→ **Requirement**: Filter the items below, keeping every line that contains the string "Login".

[begin Given data]

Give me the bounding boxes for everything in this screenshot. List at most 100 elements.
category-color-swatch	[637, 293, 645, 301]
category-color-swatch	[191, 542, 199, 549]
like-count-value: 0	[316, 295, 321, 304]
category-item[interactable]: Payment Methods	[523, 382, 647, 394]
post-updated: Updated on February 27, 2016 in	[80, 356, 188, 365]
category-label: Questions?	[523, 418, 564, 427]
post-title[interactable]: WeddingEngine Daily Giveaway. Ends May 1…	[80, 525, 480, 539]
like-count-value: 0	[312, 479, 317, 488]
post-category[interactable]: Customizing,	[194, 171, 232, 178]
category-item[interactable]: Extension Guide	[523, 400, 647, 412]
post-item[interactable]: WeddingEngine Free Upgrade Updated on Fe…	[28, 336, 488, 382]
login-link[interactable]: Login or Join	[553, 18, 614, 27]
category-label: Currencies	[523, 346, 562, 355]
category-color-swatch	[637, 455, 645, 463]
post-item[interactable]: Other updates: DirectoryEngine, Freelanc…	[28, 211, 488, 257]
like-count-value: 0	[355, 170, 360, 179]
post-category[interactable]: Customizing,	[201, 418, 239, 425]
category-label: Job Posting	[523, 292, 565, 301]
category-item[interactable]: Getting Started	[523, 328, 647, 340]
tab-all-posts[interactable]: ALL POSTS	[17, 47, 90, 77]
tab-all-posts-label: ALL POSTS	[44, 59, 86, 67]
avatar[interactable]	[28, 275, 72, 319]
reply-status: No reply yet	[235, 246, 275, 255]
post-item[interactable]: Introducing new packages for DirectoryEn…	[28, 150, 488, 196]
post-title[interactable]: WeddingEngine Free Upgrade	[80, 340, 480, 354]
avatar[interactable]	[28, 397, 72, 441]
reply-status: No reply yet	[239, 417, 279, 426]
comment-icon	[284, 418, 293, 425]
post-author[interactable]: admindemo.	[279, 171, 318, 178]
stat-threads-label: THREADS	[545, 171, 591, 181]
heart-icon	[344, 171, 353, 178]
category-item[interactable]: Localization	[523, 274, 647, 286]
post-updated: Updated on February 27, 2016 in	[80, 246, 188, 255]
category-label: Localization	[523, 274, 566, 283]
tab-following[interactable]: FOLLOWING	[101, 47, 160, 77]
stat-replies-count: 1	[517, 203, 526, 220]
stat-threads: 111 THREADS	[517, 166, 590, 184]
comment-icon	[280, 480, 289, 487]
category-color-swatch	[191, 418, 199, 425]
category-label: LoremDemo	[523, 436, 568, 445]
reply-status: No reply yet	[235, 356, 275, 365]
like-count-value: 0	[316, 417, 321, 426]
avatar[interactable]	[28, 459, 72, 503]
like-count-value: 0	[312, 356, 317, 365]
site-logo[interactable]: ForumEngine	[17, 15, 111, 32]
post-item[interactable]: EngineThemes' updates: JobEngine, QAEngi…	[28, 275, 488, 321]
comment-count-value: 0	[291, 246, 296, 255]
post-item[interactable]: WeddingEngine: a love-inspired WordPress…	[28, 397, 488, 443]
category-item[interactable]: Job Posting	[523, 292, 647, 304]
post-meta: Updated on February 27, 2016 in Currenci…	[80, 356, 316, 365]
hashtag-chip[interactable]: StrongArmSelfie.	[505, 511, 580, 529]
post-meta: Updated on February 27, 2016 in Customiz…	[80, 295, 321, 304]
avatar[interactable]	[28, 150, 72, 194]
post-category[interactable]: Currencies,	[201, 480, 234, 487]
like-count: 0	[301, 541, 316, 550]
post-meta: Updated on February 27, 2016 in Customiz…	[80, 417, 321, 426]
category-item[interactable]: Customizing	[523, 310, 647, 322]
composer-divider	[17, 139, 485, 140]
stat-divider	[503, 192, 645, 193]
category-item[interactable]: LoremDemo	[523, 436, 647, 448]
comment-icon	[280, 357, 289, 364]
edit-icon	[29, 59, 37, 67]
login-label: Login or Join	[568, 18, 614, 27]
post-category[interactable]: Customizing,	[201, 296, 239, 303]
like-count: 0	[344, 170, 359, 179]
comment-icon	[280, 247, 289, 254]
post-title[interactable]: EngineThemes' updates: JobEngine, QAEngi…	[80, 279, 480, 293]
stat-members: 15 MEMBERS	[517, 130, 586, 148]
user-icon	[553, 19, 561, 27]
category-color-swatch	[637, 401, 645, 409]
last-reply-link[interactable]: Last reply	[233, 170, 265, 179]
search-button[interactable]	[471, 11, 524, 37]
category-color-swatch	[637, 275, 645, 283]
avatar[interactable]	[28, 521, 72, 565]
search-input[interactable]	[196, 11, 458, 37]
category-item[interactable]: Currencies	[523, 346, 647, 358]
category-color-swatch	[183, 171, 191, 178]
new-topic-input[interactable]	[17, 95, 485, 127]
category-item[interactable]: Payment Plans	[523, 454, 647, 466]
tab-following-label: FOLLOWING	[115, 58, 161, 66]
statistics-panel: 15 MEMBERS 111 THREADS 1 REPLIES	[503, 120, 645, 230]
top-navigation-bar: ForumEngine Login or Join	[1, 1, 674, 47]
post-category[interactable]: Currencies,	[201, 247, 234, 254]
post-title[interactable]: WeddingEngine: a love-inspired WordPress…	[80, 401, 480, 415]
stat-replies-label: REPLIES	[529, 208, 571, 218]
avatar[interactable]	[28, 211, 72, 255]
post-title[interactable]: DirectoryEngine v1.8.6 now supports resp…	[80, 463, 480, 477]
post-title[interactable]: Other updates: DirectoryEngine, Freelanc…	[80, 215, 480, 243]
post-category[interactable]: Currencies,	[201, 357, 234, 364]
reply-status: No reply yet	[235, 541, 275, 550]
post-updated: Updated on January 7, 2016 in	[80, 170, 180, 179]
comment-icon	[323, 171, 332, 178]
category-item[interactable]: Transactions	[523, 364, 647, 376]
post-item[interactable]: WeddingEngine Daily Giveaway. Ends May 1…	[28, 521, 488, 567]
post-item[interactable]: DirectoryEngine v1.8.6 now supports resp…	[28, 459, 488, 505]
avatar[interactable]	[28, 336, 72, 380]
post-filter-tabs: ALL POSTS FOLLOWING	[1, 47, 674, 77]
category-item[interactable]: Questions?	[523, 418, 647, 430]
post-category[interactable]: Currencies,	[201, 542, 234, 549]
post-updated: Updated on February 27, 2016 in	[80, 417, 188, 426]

[end Given data]

→ **Result**:
login-link[interactable]: Login or Join	[553, 18, 614, 27]
login-label: Login or Join	[568, 18, 614, 27]
top-navigation-bar: ForumEngine Login or Join	[1, 1, 674, 47]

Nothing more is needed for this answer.